* Begin WORKING DATA *

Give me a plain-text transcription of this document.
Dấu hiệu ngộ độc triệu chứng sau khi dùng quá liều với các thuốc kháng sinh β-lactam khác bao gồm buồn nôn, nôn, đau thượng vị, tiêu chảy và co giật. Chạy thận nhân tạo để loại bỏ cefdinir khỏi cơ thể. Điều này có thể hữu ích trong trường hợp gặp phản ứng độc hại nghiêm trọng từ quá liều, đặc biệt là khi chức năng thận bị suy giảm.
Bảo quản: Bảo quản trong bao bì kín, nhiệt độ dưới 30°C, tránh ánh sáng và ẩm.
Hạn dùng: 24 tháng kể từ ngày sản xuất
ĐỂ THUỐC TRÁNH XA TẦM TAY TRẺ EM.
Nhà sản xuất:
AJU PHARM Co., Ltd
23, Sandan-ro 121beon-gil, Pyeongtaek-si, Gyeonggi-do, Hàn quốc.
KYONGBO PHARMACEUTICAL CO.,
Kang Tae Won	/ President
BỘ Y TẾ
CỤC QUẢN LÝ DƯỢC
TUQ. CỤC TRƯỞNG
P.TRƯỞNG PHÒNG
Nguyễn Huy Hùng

* End WORKING DATA *
* Begin WORKING DATA *

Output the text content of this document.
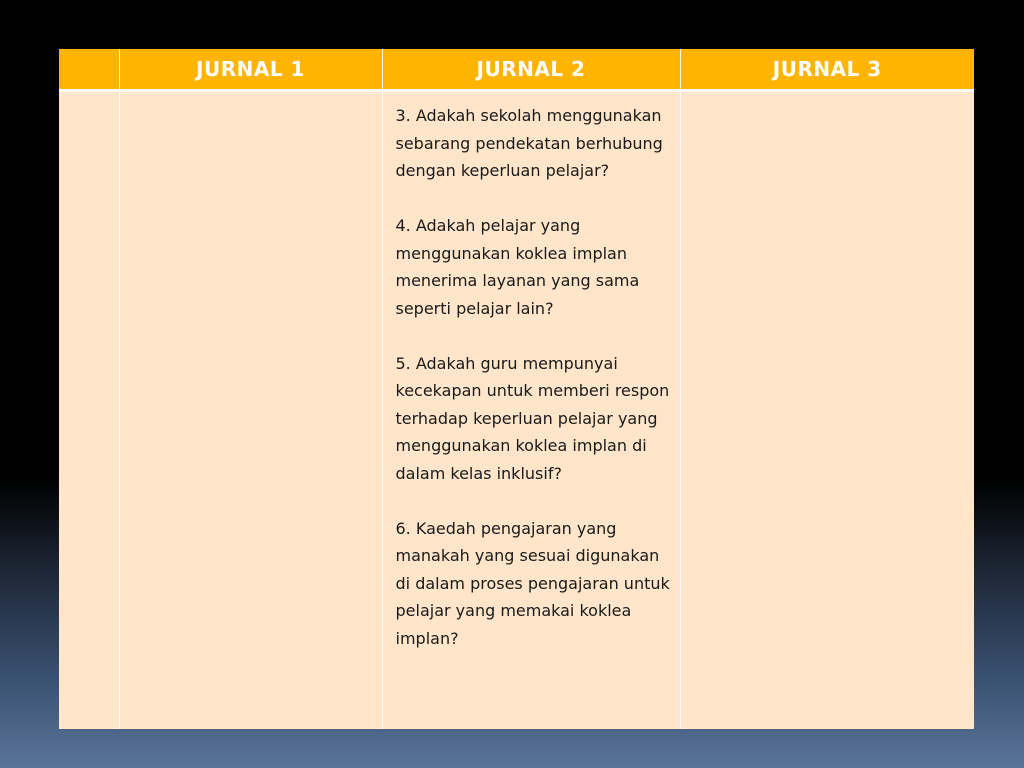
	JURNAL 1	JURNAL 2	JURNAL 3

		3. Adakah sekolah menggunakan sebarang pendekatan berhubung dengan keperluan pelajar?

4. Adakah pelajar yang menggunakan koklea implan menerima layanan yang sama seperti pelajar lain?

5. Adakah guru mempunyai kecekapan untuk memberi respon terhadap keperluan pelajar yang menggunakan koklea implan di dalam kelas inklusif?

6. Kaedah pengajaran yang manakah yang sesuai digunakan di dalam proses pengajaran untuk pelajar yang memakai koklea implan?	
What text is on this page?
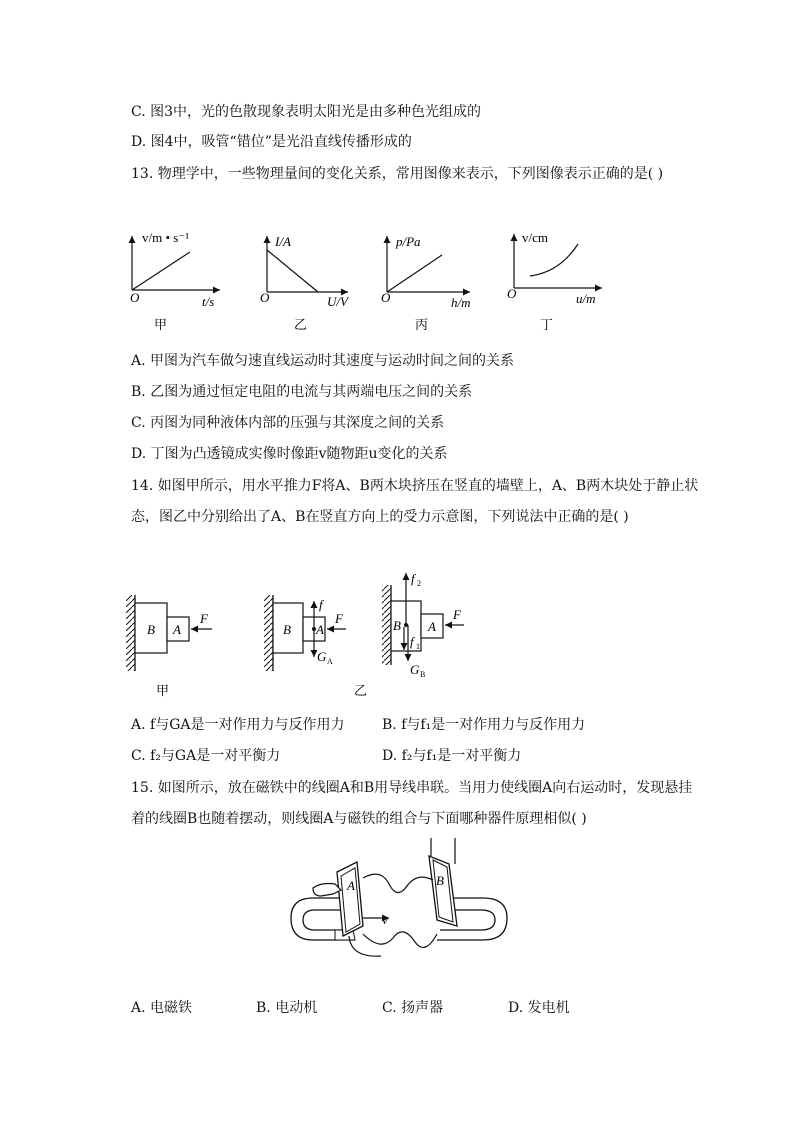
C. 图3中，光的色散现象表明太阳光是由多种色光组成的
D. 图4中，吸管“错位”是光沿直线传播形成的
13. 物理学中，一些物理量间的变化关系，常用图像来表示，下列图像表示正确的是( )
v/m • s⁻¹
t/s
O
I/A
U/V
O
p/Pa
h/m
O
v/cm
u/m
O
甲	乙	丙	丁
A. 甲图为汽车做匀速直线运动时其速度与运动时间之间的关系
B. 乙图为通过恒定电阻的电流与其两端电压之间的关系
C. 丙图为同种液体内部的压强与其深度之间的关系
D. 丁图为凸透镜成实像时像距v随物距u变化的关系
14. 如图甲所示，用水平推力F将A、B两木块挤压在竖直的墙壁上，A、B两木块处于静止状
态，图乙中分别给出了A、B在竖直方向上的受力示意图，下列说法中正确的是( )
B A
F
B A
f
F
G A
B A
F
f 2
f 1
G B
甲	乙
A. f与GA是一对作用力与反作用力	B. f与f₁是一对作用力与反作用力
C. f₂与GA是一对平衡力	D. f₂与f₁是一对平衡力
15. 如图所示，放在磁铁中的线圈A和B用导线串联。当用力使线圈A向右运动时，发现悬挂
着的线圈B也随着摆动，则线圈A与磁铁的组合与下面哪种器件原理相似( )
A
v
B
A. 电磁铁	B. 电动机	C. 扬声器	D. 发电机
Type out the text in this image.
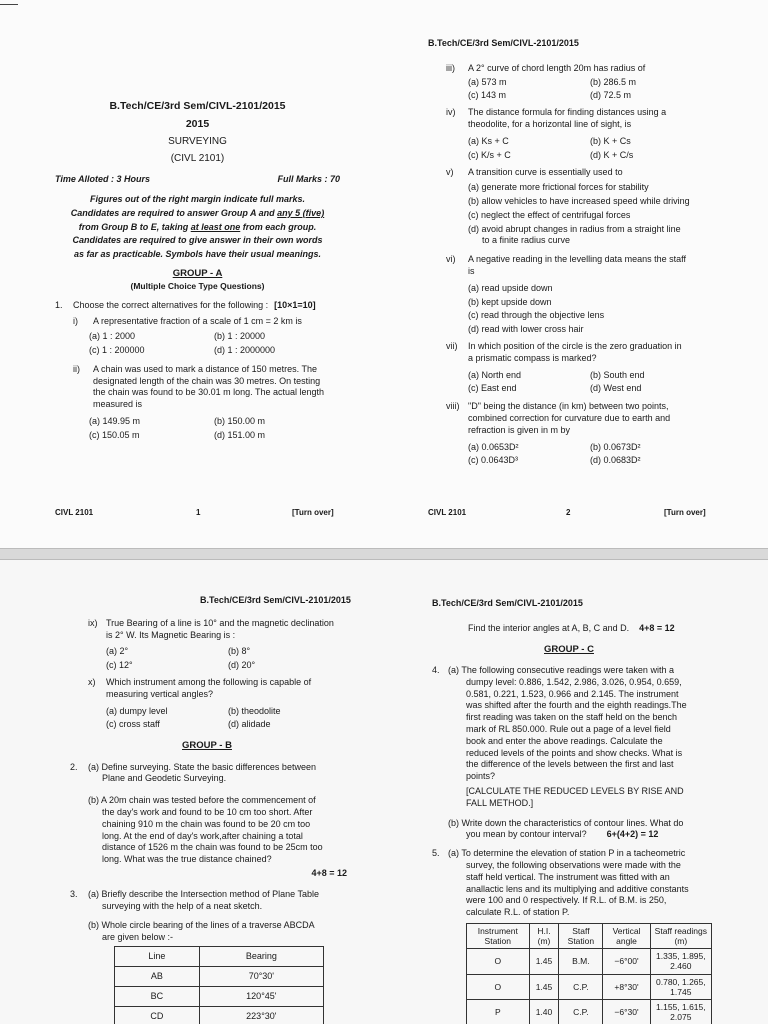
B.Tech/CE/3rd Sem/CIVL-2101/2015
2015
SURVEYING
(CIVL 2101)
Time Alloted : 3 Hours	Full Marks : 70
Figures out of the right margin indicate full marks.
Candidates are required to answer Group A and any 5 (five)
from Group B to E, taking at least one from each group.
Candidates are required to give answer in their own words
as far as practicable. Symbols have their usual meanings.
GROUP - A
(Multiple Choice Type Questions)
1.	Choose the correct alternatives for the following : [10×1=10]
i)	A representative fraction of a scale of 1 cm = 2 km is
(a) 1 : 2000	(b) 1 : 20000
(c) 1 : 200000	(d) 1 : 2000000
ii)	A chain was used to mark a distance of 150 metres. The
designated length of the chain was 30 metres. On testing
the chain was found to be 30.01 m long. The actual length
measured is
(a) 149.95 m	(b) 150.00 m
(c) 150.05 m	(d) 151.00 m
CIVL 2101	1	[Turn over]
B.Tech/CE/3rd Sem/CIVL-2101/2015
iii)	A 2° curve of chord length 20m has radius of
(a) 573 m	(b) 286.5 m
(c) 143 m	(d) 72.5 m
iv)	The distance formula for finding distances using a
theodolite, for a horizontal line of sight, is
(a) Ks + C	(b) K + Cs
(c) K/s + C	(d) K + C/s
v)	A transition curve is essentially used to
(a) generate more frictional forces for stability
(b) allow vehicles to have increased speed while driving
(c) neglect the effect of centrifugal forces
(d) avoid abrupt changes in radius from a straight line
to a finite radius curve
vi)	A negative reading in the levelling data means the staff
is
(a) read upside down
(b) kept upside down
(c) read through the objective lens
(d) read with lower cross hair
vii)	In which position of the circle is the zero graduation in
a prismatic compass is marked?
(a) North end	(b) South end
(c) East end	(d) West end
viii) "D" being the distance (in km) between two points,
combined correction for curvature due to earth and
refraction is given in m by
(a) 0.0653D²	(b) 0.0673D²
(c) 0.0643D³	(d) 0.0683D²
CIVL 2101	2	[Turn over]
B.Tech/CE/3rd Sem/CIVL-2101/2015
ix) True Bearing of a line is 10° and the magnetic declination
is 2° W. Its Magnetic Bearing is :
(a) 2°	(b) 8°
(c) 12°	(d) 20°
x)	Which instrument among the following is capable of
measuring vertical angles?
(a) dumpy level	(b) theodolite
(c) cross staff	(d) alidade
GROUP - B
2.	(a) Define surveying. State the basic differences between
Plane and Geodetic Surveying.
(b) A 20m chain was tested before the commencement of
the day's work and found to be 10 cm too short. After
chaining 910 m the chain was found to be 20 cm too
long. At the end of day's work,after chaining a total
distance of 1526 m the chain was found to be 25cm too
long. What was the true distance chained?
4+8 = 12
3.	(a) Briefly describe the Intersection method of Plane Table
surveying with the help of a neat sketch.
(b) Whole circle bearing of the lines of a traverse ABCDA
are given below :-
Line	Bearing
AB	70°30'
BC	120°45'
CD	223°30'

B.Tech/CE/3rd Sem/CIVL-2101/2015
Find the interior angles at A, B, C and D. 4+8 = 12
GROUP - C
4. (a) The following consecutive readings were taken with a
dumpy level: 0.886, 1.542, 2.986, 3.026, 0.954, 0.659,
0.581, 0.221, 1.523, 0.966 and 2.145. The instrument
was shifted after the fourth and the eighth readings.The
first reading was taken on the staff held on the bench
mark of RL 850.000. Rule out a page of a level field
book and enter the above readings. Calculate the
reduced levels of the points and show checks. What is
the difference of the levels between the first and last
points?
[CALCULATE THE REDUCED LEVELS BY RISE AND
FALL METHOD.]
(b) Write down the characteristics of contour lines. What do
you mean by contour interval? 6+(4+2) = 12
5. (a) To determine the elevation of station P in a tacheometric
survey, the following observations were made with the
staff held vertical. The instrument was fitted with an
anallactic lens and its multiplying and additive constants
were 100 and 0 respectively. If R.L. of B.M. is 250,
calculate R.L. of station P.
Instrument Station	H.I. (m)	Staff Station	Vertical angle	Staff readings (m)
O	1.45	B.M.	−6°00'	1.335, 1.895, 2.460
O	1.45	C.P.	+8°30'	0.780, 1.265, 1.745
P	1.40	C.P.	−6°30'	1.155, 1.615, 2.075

* End WORKING DATA *

OBJECTIVE: Your task is to gather every line with the word "this" and copy it.

FULL ANSWER:
Give me a plain-text transcription of this document.
Output the text content of this document.
What text is on this page?
Type out the text in this image.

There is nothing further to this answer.